Chart and figure data
--- Start ---

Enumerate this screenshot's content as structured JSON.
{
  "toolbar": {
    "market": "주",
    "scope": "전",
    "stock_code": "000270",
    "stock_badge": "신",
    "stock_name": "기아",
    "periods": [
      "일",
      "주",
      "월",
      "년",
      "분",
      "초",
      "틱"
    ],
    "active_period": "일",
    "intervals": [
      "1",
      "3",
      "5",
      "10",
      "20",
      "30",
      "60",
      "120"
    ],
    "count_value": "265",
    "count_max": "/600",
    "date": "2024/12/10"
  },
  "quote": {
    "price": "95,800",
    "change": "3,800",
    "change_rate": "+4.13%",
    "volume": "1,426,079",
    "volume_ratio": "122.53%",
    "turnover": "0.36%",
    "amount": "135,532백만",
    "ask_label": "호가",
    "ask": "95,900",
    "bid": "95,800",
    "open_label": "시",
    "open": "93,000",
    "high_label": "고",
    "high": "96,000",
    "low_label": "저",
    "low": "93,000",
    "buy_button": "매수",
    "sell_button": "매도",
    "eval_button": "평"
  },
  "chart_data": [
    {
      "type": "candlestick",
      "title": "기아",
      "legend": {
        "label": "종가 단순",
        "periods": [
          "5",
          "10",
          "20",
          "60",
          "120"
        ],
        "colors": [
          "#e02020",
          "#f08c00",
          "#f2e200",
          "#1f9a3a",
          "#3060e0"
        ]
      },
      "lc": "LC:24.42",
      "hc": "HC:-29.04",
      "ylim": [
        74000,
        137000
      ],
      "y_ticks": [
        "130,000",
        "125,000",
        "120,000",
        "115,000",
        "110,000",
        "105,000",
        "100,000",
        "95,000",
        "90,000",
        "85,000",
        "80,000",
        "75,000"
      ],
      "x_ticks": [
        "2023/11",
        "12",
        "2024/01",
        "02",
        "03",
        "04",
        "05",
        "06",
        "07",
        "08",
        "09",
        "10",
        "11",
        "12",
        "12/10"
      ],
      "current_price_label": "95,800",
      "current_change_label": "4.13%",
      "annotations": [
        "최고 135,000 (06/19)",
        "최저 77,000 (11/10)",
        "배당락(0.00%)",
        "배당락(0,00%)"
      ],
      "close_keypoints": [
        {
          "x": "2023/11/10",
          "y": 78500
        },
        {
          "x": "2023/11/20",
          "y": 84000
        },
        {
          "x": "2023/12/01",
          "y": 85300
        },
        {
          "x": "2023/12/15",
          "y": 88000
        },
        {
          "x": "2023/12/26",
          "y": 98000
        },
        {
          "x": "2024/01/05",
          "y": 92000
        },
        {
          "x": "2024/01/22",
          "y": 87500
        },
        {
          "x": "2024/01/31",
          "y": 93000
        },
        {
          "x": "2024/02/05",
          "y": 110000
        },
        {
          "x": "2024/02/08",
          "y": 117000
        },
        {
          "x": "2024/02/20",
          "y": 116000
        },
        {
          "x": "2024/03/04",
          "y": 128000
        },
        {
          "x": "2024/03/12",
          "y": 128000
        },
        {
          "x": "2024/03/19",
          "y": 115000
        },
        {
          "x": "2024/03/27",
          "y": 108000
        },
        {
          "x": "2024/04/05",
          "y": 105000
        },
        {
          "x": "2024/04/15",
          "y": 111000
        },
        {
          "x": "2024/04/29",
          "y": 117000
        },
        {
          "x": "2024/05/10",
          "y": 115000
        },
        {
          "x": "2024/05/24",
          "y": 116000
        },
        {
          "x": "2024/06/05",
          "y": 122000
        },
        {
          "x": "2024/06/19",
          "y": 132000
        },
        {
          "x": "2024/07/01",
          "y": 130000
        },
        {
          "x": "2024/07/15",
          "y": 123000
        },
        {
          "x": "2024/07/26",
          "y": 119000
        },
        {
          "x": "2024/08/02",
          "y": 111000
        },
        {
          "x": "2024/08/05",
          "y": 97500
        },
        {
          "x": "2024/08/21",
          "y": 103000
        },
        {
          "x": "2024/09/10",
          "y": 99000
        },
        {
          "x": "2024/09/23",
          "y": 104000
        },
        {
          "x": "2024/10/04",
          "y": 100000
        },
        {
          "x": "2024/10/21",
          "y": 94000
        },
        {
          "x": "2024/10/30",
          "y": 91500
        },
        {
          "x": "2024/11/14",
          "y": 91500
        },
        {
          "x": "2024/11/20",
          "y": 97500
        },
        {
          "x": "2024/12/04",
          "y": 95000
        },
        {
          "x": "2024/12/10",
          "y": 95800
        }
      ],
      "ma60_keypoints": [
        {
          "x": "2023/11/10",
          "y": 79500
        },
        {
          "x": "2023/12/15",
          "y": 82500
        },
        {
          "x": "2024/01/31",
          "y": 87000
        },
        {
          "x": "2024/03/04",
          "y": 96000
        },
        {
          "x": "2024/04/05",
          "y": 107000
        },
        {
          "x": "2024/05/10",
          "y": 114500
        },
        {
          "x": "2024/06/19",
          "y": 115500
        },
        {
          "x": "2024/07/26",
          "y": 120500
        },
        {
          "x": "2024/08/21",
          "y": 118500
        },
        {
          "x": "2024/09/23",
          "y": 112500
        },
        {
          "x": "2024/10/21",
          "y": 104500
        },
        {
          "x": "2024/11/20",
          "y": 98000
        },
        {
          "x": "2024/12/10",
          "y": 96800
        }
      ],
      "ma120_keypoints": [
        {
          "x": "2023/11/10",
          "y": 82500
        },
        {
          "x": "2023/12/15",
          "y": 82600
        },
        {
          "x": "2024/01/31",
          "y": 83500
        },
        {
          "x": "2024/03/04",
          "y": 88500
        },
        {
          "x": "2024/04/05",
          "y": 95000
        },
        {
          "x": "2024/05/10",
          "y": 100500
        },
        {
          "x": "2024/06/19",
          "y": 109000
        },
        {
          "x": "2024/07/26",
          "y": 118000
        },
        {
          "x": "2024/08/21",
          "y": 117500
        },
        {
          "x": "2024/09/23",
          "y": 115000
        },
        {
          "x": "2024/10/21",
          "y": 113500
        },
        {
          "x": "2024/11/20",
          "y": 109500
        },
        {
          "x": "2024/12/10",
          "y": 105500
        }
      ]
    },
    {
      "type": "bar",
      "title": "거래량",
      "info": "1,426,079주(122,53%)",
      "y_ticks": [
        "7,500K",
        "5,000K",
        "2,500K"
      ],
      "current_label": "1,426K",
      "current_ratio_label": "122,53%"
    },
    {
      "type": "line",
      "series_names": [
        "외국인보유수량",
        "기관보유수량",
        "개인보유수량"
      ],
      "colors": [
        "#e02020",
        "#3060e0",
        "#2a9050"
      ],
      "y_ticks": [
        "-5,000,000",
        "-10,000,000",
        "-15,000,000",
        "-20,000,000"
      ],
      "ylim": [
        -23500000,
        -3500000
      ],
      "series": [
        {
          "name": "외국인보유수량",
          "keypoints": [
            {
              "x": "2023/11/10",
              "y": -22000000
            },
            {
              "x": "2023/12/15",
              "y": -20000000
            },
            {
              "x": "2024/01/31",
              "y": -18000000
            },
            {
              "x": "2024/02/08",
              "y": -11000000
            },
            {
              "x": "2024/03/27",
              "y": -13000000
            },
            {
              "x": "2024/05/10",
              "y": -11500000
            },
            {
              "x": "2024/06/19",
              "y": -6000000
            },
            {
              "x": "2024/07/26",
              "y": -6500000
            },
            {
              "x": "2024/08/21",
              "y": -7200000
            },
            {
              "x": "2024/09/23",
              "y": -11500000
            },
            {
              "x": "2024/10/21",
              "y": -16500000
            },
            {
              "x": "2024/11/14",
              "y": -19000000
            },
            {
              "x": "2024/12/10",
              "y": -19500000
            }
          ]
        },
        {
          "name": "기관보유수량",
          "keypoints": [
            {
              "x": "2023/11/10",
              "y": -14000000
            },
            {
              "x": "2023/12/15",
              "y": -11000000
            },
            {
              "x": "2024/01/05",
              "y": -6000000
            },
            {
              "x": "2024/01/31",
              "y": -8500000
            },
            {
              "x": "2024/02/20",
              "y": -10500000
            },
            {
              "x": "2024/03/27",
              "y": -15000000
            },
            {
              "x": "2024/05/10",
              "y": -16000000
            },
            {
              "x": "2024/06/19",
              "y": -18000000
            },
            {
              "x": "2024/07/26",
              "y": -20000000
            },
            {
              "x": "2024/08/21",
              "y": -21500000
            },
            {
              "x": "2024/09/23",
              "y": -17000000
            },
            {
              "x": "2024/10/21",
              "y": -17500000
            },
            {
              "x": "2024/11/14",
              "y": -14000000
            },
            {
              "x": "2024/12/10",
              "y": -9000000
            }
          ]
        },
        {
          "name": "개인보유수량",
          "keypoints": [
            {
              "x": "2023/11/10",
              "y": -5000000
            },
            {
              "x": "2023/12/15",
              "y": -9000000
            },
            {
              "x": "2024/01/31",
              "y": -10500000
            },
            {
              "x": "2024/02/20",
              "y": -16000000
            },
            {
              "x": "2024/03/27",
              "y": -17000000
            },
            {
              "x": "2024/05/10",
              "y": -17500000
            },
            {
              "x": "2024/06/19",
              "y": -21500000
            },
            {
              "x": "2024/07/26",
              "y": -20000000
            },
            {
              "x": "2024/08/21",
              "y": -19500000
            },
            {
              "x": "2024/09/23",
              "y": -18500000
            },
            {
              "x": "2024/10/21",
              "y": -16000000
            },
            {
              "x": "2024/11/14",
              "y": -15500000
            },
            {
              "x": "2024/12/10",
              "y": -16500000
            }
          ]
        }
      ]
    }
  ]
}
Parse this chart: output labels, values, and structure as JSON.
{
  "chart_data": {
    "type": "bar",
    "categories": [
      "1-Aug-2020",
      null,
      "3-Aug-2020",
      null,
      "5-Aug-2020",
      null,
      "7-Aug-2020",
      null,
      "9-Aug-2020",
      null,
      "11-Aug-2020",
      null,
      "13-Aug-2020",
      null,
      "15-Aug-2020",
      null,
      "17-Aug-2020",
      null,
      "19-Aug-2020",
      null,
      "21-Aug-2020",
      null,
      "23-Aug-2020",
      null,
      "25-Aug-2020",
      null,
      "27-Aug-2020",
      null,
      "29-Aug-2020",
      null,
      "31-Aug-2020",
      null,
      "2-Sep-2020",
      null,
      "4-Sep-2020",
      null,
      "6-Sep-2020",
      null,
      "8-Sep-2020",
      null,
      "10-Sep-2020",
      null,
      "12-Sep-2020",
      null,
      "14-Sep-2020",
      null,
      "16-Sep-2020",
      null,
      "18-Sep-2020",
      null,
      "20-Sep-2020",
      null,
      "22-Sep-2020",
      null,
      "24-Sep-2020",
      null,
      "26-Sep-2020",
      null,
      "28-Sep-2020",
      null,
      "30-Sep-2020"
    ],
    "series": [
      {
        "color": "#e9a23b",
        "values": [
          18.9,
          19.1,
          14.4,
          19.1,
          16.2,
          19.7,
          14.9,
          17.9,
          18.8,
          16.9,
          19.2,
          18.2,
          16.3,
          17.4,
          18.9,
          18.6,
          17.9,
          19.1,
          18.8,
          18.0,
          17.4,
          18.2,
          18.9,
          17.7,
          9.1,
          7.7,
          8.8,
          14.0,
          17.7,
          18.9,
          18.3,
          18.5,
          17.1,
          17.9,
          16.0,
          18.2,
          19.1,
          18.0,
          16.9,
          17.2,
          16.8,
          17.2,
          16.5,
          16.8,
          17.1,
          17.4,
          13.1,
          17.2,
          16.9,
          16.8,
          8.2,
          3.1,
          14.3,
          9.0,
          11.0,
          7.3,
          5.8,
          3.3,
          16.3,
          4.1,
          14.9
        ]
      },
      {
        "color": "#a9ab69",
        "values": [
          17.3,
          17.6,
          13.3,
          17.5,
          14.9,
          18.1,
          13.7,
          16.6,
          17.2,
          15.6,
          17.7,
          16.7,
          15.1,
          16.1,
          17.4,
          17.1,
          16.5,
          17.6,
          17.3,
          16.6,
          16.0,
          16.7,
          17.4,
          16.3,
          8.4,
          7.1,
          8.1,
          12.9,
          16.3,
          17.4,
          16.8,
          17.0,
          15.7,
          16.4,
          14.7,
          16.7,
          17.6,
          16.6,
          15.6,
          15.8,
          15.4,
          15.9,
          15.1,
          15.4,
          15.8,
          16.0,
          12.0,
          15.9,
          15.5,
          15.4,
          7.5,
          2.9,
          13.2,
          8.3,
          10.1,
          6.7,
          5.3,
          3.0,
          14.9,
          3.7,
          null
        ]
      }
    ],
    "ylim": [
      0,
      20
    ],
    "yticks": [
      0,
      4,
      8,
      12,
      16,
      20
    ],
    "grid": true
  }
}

--- End ---

Work to be completed:
Only lines holding the string "this" are wanted; gather each one from the entries above.

Expected output:
Enumerate this screenshot's content as structured JSON.
Parse this chart: output labels, values, and structure as JSON.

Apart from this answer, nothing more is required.